EXERCISE: Below is a set of records. Repeat all of them exactly.
#### GIVEN RECORDS
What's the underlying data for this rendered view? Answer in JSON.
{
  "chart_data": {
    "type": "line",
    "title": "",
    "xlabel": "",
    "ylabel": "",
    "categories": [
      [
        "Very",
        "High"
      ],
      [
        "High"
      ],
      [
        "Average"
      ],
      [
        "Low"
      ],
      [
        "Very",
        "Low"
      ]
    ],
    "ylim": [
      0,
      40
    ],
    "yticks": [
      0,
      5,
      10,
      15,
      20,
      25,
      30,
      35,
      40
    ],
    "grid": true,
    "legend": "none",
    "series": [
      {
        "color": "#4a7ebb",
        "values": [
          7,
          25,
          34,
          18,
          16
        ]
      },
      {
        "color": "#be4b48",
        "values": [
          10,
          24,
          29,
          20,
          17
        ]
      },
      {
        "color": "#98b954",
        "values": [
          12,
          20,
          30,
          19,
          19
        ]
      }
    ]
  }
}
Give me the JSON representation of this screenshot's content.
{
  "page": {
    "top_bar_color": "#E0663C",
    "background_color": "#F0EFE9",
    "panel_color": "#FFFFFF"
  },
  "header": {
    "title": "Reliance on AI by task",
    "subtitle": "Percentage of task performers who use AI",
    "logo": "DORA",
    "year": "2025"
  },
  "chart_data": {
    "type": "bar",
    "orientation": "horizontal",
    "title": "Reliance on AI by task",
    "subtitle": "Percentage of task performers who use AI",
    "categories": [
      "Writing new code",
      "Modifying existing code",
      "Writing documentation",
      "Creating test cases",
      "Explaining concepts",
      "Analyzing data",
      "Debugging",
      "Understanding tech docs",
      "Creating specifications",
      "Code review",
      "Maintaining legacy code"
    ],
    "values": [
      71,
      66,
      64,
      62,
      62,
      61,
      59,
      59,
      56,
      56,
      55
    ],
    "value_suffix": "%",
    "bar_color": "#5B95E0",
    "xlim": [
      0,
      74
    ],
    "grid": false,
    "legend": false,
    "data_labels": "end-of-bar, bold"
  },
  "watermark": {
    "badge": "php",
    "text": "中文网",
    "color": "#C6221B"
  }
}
########
PROBLEM SOLUTION:
What's the underlying data for this rendered view? Answer in JSON.
{
  "chart_data": {
    "type": "line",
    "title": "",
    "xlabel": "",
    "ylabel": "",
    "categories": [
      [
        "Very",
        "High"
      ],
      [
        "High"
      ],
      [
        "Average"
      ],
      [
        "Low"
      ],
      [
        "Very",
        "Low"
      ]
    ],
    "ylim": [
      0,
      40
    ],
    "yticks": [
      0,
      5,
      10,
      15,
      20,
      25,
      30,
      35,
      40
    ],
    "grid": true,
    "legend": "none",
    "series": [
      {
        "color": "#4a7ebb",
        "values": [
          7,
          25,
          34,
          18,
          16
        ]
      },
      {
        "color": "#be4b48",
        "values": [
          10,
          24,
          29,
          20,
          17
        ]
      },
      {
        "color": "#98b954",
        "values": [
          12,
          20,
          30,
          19,
          19
        ]
      }
    ]
  }
}
Give me the JSON representation of this screenshot's content.
{
  "page": {
    "top_bar_color": "#E0663C",
    "background_color": "#F0EFE9",
    "panel_color": "#FFFFFF"
  },
  "header": {
    "title": "Reliance on AI by task",
    "subtitle": "Percentage of task performers who use AI",
    "logo": "DORA",
    "year": "2025"
  },
  "chart_data": {
    "type": "bar",
    "orientation": "horizontal",
    "title": "Reliance on AI by task",
    "subtitle": "Percentage of task performers who use AI",
    "categories": [
      "Writing new code",
      "Modifying existing code",
      "Writing documentation",
      "Creating test cases",
      "Explaining concepts",
      "Analyzing data",
      "Debugging",
      "Understanding tech docs",
      "Creating specifications",
      "Code review",
      "Maintaining legacy code"
    ],
    "values": [
      71,
      66,
      64,
      62,
      62,
      61,
      59,
      59,
      56,
      56,
      55
    ],
    "value_suffix": "%",
    "bar_color": "#5B95E0",
    "xlim": [
      0,
      74
    ],
    "grid": false,
    "legend": false,
    "data_labels": "end-of-bar, bold"
  },
  "watermark": {
    "badge": "php",
    "text": "中文网",
    "color": "#C6221B"
  }
}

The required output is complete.